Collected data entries

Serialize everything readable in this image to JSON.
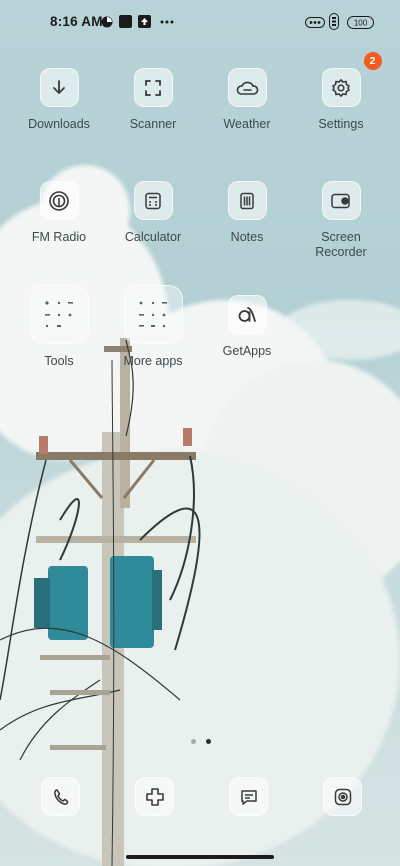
{
  "status_bar": {
    "time": "8:16 AM",
    "battery": "100",
    "icons": [
      "data-saver-icon",
      "screenshot-icon",
      "upload-icon",
      "more-dots-icon",
      "sim-icon",
      "signal-icon"
    ]
  },
  "apps": [
    {
      "label": "Downloads",
      "icon": "download-icon"
    },
    {
      "label": "Scanner",
      "icon": "scanner-icon"
    },
    {
      "label": "Weather",
      "icon": "weather-icon"
    },
    {
      "label": "Settings",
      "icon": "gear-icon",
      "badge": "2"
    },
    {
      "label": "FM Radio",
      "icon": "radio-icon"
    },
    {
      "label": "Calculator",
      "icon": "calculator-icon"
    },
    {
      "label": "Notes",
      "icon": "notes-icon"
    },
    {
      "label": "Screen\nRecorder",
      "icon": "screen-recorder-icon"
    },
    {
      "label": "Tools",
      "icon": "tools-folder-icon"
    },
    {
      "label": "More apps",
      "icon": "more-apps-folder-icon"
    },
    {
      "label": "GetApps",
      "icon": "getapps-icon"
    }
  ],
  "page_indicator": {
    "pages": 2,
    "current": 2
  },
  "dock": [
    {
      "icon": "phone-icon"
    },
    {
      "icon": "gallery-flower-icon"
    },
    {
      "icon": "messages-icon"
    },
    {
      "icon": "camera-icon"
    }
  ],
  "colors": {
    "badge": "#f25c1e",
    "sky": "#b8d3d7",
    "label": "#3c4a4c"
  }
}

What the task asks. Omit any images, then output the listing exactly.

Result for this exercise.
Serialize everything readable in this image to JSON.
{
  "status_bar": {
    "time": "8:16 AM",
    "battery": "100",
    "icons": [
      "data-saver-icon",
      "screenshot-icon",
      "upload-icon",
      "more-dots-icon",
      "sim-icon",
      "signal-icon"
    ]
  },
  "apps": [
    {
      "label": "Downloads",
      "icon": "download-icon"
    },
    {
      "label": "Scanner",
      "icon": "scanner-icon"
    },
    {
      "label": "Weather",
      "icon": "weather-icon"
    },
    {
      "label": "Settings",
      "icon": "gear-icon",
      "badge": "2"
    },
    {
      "label": "FM Radio",
      "icon": "radio-icon"
    },
    {
      "label": "Calculator",
      "icon": "calculator-icon"
    },
    {
      "label": "Notes",
      "icon": "notes-icon"
    },
    {
      "label": "Screen\nRecorder",
      "icon": "screen-recorder-icon"
    },
    {
      "label": "Tools",
      "icon": "tools-folder-icon"
    },
    {
      "label": "More apps",
      "icon": "more-apps-folder-icon"
    },
    {
      "label": "GetApps",
      "icon": "getapps-icon"
    }
  ],
  "page_indicator": {
    "pages": 2,
    "current": 2
  },
  "dock": [
    {
      "icon": "phone-icon"
    },
    {
      "icon": "gallery-flower-icon"
    },
    {
      "icon": "messages-icon"
    },
    {
      "icon": "camera-icon"
    }
  ],
  "colors": {
    "badge": "#f25c1e",
    "sky": "#b8d3d7",
    "label": "#3c4a4c"
  }
}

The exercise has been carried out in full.